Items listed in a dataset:

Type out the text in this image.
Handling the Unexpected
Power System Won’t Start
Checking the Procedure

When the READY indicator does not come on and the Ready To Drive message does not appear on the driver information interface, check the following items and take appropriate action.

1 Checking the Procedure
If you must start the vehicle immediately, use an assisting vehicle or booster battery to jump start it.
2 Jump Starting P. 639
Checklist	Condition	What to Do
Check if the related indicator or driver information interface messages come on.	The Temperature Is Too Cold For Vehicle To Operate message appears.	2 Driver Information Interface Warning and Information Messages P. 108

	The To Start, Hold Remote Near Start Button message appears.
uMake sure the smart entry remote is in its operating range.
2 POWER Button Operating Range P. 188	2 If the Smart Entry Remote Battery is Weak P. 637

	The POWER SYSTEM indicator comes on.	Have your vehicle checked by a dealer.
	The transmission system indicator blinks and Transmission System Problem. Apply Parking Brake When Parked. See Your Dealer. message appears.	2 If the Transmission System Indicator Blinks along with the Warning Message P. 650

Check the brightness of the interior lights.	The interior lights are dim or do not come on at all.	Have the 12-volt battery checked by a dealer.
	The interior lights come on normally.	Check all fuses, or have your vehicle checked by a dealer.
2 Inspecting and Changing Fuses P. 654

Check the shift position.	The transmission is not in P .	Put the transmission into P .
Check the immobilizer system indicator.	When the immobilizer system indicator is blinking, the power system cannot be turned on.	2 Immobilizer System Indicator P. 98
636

Instructions for the task:
Output all of the data again. Match it exactly.

Task response:
Type out the text in this image.
Handling the Unexpected
Power System Won’t Start
Checking the Procedure

When the READY indicator does not come on and the Ready To Drive message does not appear on the driver information interface, check the following items and take appropriate action.

1 Checking the Procedure
If you must start the vehicle immediately, use an assisting vehicle or booster battery to jump start it.
2 Jump Starting P. 639
Checklist	Condition	What to Do
Check if the related indicator or driver information interface messages come on.	The Temperature Is Too Cold For Vehicle To Operate message appears.	2 Driver Information Interface Warning and Information Messages P. 108

	The To Start, Hold Remote Near Start Button message appears.
uMake sure the smart entry remote is in its operating range.
2 POWER Button Operating Range P. 188	2 If the Smart Entry Remote Battery is Weak P. 637

	The POWER SYSTEM indicator comes on.	Have your vehicle checked by a dealer.
	The transmission system indicator blinks and Transmission System Problem. Apply Parking Brake When Parked. See Your Dealer. message appears.	2 If the Transmission System Indicator Blinks along with the Warning Message P. 650

Check the brightness of the interior lights.	The interior lights are dim or do not come on at all.	Have the 12-volt battery checked by a dealer.
	The interior lights come on normally.	Check all fuses, or have your vehicle checked by a dealer.
2 Inspecting and Changing Fuses P. 654

Check the shift position.	The transmission is not in P .	Put the transmission into P .
Check the immobilizer system indicator.	When the immobilizer system indicator is blinking, the power system cannot be turned on.	2 Immobilizer System Indicator P. 98
636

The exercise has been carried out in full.